_Goal_.
Print every entry word for word, but omit the pictures.

_Exercise data_.
- - - - -

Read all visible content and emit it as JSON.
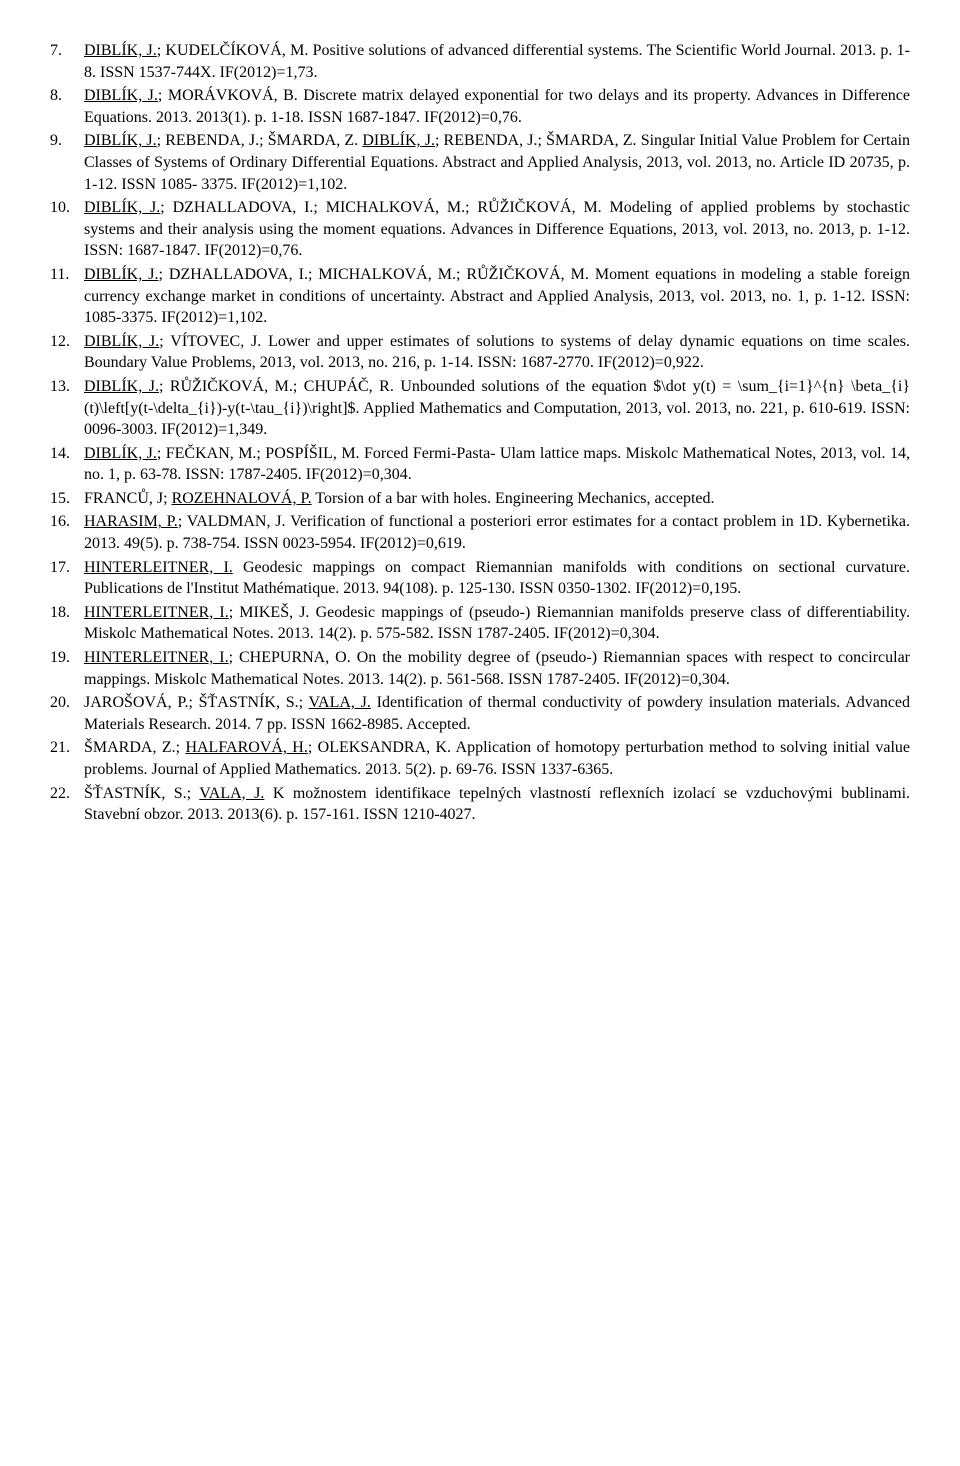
{
  "refs": [
    {
      "authors": [
        {
          "t": "DIBLÍK, J.",
          "u": true
        },
        {
          "t": "; KUDELČÍKOVÁ, M. ",
          "u": false
        }
      ],
      "rest": "Positive solutions of advanced differential systems. The Scientific World Journal. 2013. p. 1-8. ISSN 1537-744X. IF(2012)=1,73."
    },
    {
      "authors": [
        {
          "t": "DIBLÍK, J.",
          "u": true
        },
        {
          "t": "; MORÁVKOVÁ, B. ",
          "u": false
        }
      ],
      "rest": "Discrete matrix delayed exponential for two delays and its property. Advances in Difference Equations. 2013. 2013(1). p. 1-18. ISSN 1687-1847. IF(2012)=0,76."
    },
    {
      "authors": [
        {
          "t": "DIBLÍK, J.",
          "u": true
        },
        {
          "t": "; REBENDA, J.; ŠMARDA, Z. ",
          "u": false
        },
        {
          "t": "DIBLÍK, J.",
          "u": true
        },
        {
          "t": "; REBENDA, J.; ŠMARDA, Z. ",
          "u": false
        }
      ],
      "rest": "Singular Initial Value Problem for Certain Classes of Systems of Ordinary Differential Equations. Abstract and Applied Analysis, 2013, vol. 2013, no. Article ID 20735, p. 1-12. ISSN 1085- 3375. IF(2012)=1,102."
    },
    {
      "authors": [
        {
          "t": "DIBLÍK, J.",
          "u": true
        },
        {
          "t": "; DZHALLADOVA, I.; MICHALKOVÁ, M.; RŮŽIČKOVÁ, M. ",
          "u": false
        }
      ],
      "rest": "Modeling of applied problems by stochastic systems and their analysis using the moment equations. Advances in Difference Equations, 2013, vol. 2013, no. 2013, p. 1-12. ISSN: 1687-1847. IF(2012)=0,76."
    },
    {
      "authors": [
        {
          "t": "DIBLÍK, J.",
          "u": true
        },
        {
          "t": "; DZHALLADOVA, I.; MICHALKOVÁ, M.; RŮŽIČKOVÁ, M. ",
          "u": false
        }
      ],
      "rest": "Moment equations in modeling a stable foreign currency exchange market in conditions of uncertainty. Abstract and Applied Analysis, 2013, vol. 2013, no. 1, p. 1-12. ISSN: 1085-3375. IF(2012)=1,102."
    },
    {
      "authors": [
        {
          "t": "DIBLÍK, J.",
          "u": true
        },
        {
          "t": "; VÍTOVEC, J. ",
          "u": false
        }
      ],
      "rest": "Lower and upper estimates of solutions to systems of delay dynamic equations on time scales. Boundary Value Problems, 2013, vol. 2013, no. 216, p. 1-14. ISSN: 1687-2770. IF(2012)=0,922."
    },
    {
      "authors": [
        {
          "t": "DIBLÍK, J.",
          "u": true
        },
        {
          "t": "; RŮŽIČKOVÁ, M.; CHUPÁČ, R. ",
          "u": false
        }
      ],
      "rest": "Unbounded solutions of the equation $\\dot y(t) = \\sum_{i=1}^{n} \\beta_{i}(t)\\left[y(t-\\delta_{i})-y(t-\\tau_{i})\\right]$. Applied Mathematics and Computation, 2013, vol. 2013, no. 221, p. 610-619. ISSN: 0096-3003. IF(2012)=1,349."
    },
    {
      "authors": [
        {
          "t": "DIBLÍK, J.",
          "u": true
        },
        {
          "t": "; FEČKAN, M.; POSPÍŠIL, M. ",
          "u": false
        }
      ],
      "rest": "Forced Fermi-Pasta- Ulam lattice maps. Miskolc Mathematical Notes, 2013, vol. 14, no. 1, p. 63-78. ISSN: 1787-2405. IF(2012)=0,304."
    },
    {
      "authors": [
        {
          "t": "FRANCŮ, J; ",
          "u": false
        },
        {
          "t": "ROZEHNALOVÁ, P.",
          "u": true
        },
        {
          "t": " ",
          "u": false
        }
      ],
      "rest": "Torsion of a bar with holes. Engineering Mechanics, accepted."
    },
    {
      "authors": [
        {
          "t": "HARASIM, P.",
          "u": true
        },
        {
          "t": "; VALDMAN, J. ",
          "u": false
        }
      ],
      "rest": "Verification of functional a posteriori error estimates for a contact problem in 1D. Kybernetika. 2013. 49(5). p. 738-754. ISSN 0023-5954. IF(2012)=0,619."
    },
    {
      "authors": [
        {
          "t": "HINTERLEITNER, I.",
          "u": true
        },
        {
          "t": " ",
          "u": false
        }
      ],
      "rest": "Geodesic mappings on compact Riemannian manifolds with conditions on sectional curvature. Publications de l'Institut Mathématique. 2013. 94(108). p. 125-130. ISSN 0350-1302. IF(2012)=0,195."
    },
    {
      "authors": [
        {
          "t": "HINTERLEITNER, I.",
          "u": true
        },
        {
          "t": "; MIKEŠ, J. ",
          "u": false
        }
      ],
      "rest": "Geodesic mappings of (pseudo-) Riemannian manifolds preserve class of differentiability. Miskolc Mathematical Notes. 2013. 14(2). p. 575-582. ISSN 1787-2405. IF(2012)=0,304."
    },
    {
      "authors": [
        {
          "t": "HINTERLEITNER, I.",
          "u": true
        },
        {
          "t": "; CHEPURNA, O. ",
          "u": false
        }
      ],
      "rest": "On the mobility degree of (pseudo-) Riemannian spaces with respect to concircular mappings. Miskolc Mathematical Notes. 2013. 14(2). p. 561-568. ISSN 1787-2405. IF(2012)=0,304."
    },
    {
      "authors": [
        {
          "t": "JAROŠOVÁ, P.; ŠŤASTNÍK, S.; ",
          "u": false
        },
        {
          "t": "VALA, J.",
          "u": true
        },
        {
          "t": " ",
          "u": false
        }
      ],
      "rest": "Identification of thermal conductivity of powdery insulation materials. Advanced Materials Research. 2014. 7 pp. ISSN 1662-8985. Accepted."
    },
    {
      "authors": [
        {
          "t": "ŠMARDA, Z.; ",
          "u": false
        },
        {
          "t": "HALFAROVÁ, H.",
          "u": true
        },
        {
          "t": "; OLEKSANDRA, K. ",
          "u": false
        }
      ],
      "rest": "Application of homotopy perturbation method to solving initial value problems. Journal of Applied Mathematics. 2013. 5(2). p. 69-76. ISSN 1337-6365."
    },
    {
      "authors": [
        {
          "t": "ŠŤASTNÍK, S.; ",
          "u": false
        },
        {
          "t": "VALA, J.",
          "u": true
        },
        {
          "t": " ",
          "u": false
        }
      ],
      "rest": "K možnostem identifikace tepelných vlastností reflexních izolací se vzduchovými bublinami. Stavební obzor. 2013. 2013(6). p. 157-161. ISSN 1210-4027."
    }
  ]
}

- - - - -

_Solution to this task_.
Read all visible content and emit it as JSON.
{
  "refs": [
    {
      "authors": [
        {
          "t": "DIBLÍK, J.",
          "u": true
        },
        {
          "t": "; KUDELČÍKOVÁ, M. ",
          "u": false
        }
      ],
      "rest": "Positive solutions of advanced differential systems. The Scientific World Journal. 2013. p. 1-8. ISSN 1537-744X. IF(2012)=1,73."
    },
    {
      "authors": [
        {
          "t": "DIBLÍK, J.",
          "u": true
        },
        {
          "t": "; MORÁVKOVÁ, B. ",
          "u": false
        }
      ],
      "rest": "Discrete matrix delayed exponential for two delays and its property. Advances in Difference Equations. 2013. 2013(1). p. 1-18. ISSN 1687-1847. IF(2012)=0,76."
    },
    {
      "authors": [
        {
          "t": "DIBLÍK, J.",
          "u": true
        },
        {
          "t": "; REBENDA, J.; ŠMARDA, Z. ",
          "u": false
        },
        {
          "t": "DIBLÍK, J.",
          "u": true
        },
        {
          "t": "; REBENDA, J.; ŠMARDA, Z. ",
          "u": false
        }
      ],
      "rest": "Singular Initial Value Problem for Certain Classes of Systems of Ordinary Differential Equations. Abstract and Applied Analysis, 2013, vol. 2013, no. Article ID 20735, p. 1-12. ISSN 1085- 3375. IF(2012)=1,102."
    },
    {
      "authors": [
        {
          "t": "DIBLÍK, J.",
          "u": true
        },
        {
          "t": "; DZHALLADOVA, I.; MICHALKOVÁ, M.; RŮŽIČKOVÁ, M. ",
          "u": false
        }
      ],
      "rest": "Modeling of applied problems by stochastic systems and their analysis using the moment equations. Advances in Difference Equations, 2013, vol. 2013, no. 2013, p. 1-12. ISSN: 1687-1847. IF(2012)=0,76."
    },
    {
      "authors": [
        {
          "t": "DIBLÍK, J.",
          "u": true
        },
        {
          "t": "; DZHALLADOVA, I.; MICHALKOVÁ, M.; RŮŽIČKOVÁ, M. ",
          "u": false
        }
      ],
      "rest": "Moment equations in modeling a stable foreign currency exchange market in conditions of uncertainty. Abstract and Applied Analysis, 2013, vol. 2013, no. 1, p. 1-12. ISSN: 1085-3375. IF(2012)=1,102."
    },
    {
      "authors": [
        {
          "t": "DIBLÍK, J.",
          "u": true
        },
        {
          "t": "; VÍTOVEC, J. ",
          "u": false
        }
      ],
      "rest": "Lower and upper estimates of solutions to systems of delay dynamic equations on time scales. Boundary Value Problems, 2013, vol. 2013, no. 216, p. 1-14. ISSN: 1687-2770. IF(2012)=0,922."
    },
    {
      "authors": [
        {
          "t": "DIBLÍK, J.",
          "u": true
        },
        {
          "t": "; RŮŽIČKOVÁ, M.; CHUPÁČ, R. ",
          "u": false
        }
      ],
      "rest": "Unbounded solutions of the equation $\\dot y(t) = \\sum_{i=1}^{n} \\beta_{i}(t)\\left[y(t-\\delta_{i})-y(t-\\tau_{i})\\right]$. Applied Mathematics and Computation, 2013, vol. 2013, no. 221, p. 610-619. ISSN: 0096-3003. IF(2012)=1,349."
    },
    {
      "authors": [
        {
          "t": "DIBLÍK, J.",
          "u": true
        },
        {
          "t": "; FEČKAN, M.; POSPÍŠIL, M. ",
          "u": false
        }
      ],
      "rest": "Forced Fermi-Pasta- Ulam lattice maps. Miskolc Mathematical Notes, 2013, vol. 14, no. 1, p. 63-78. ISSN: 1787-2405. IF(2012)=0,304."
    },
    {
      "authors": [
        {
          "t": "FRANCŮ, J; ",
          "u": false
        },
        {
          "t": "ROZEHNALOVÁ, P.",
          "u": true
        },
        {
          "t": " ",
          "u": false
        }
      ],
      "rest": "Torsion of a bar with holes. Engineering Mechanics, accepted."
    },
    {
      "authors": [
        {
          "t": "HARASIM, P.",
          "u": true
        },
        {
          "t": "; VALDMAN, J. ",
          "u": false
        }
      ],
      "rest": "Verification of functional a posteriori error estimates for a contact problem in 1D. Kybernetika. 2013. 49(5). p. 738-754. ISSN 0023-5954. IF(2012)=0,619."
    },
    {
      "authors": [
        {
          "t": "HINTERLEITNER, I.",
          "u": true
        },
        {
          "t": " ",
          "u": false
        }
      ],
      "rest": "Geodesic mappings on compact Riemannian manifolds with conditions on sectional curvature. Publications de l'Institut Mathématique. 2013. 94(108). p. 125-130. ISSN 0350-1302. IF(2012)=0,195."
    },
    {
      "authors": [
        {
          "t": "HINTERLEITNER, I.",
          "u": true
        },
        {
          "t": "; MIKEŠ, J. ",
          "u": false
        }
      ],
      "rest": "Geodesic mappings of (pseudo-) Riemannian manifolds preserve class of differentiability. Miskolc Mathematical Notes. 2013. 14(2). p. 575-582. ISSN 1787-2405. IF(2012)=0,304."
    },
    {
      "authors": [
        {
          "t": "HINTERLEITNER, I.",
          "u": true
        },
        {
          "t": "; CHEPURNA, O. ",
          "u": false
        }
      ],
      "rest": "On the mobility degree of (pseudo-) Riemannian spaces with respect to concircular mappings. Miskolc Mathematical Notes. 2013. 14(2). p. 561-568. ISSN 1787-2405. IF(2012)=0,304."
    },
    {
      "authors": [
        {
          "t": "JAROŠOVÁ, P.; ŠŤASTNÍK, S.; ",
          "u": false
        },
        {
          "t": "VALA, J.",
          "u": true
        },
        {
          "t": " ",
          "u": false
        }
      ],
      "rest": "Identification of thermal conductivity of powdery insulation materials. Advanced Materials Research. 2014. 7 pp. ISSN 1662-8985. Accepted."
    },
    {
      "authors": [
        {
          "t": "ŠMARDA, Z.; ",
          "u": false
        },
        {
          "t": "HALFAROVÁ, H.",
          "u": true
        },
        {
          "t": "; OLEKSANDRA, K. ",
          "u": false
        }
      ],
      "rest": "Application of homotopy perturbation method to solving initial value problems. Journal of Applied Mathematics. 2013. 5(2). p. 69-76. ISSN 1337-6365."
    },
    {
      "authors": [
        {
          "t": "ŠŤASTNÍK, S.; ",
          "u": false
        },
        {
          "t": "VALA, J.",
          "u": true
        },
        {
          "t": " ",
          "u": false
        }
      ],
      "rest": "K možnostem identifikace tepelných vlastností reflexních izolací se vzduchovými bublinami. Stavební obzor. 2013. 2013(6). p. 157-161. ISSN 1210-4027."
    }
  ]
}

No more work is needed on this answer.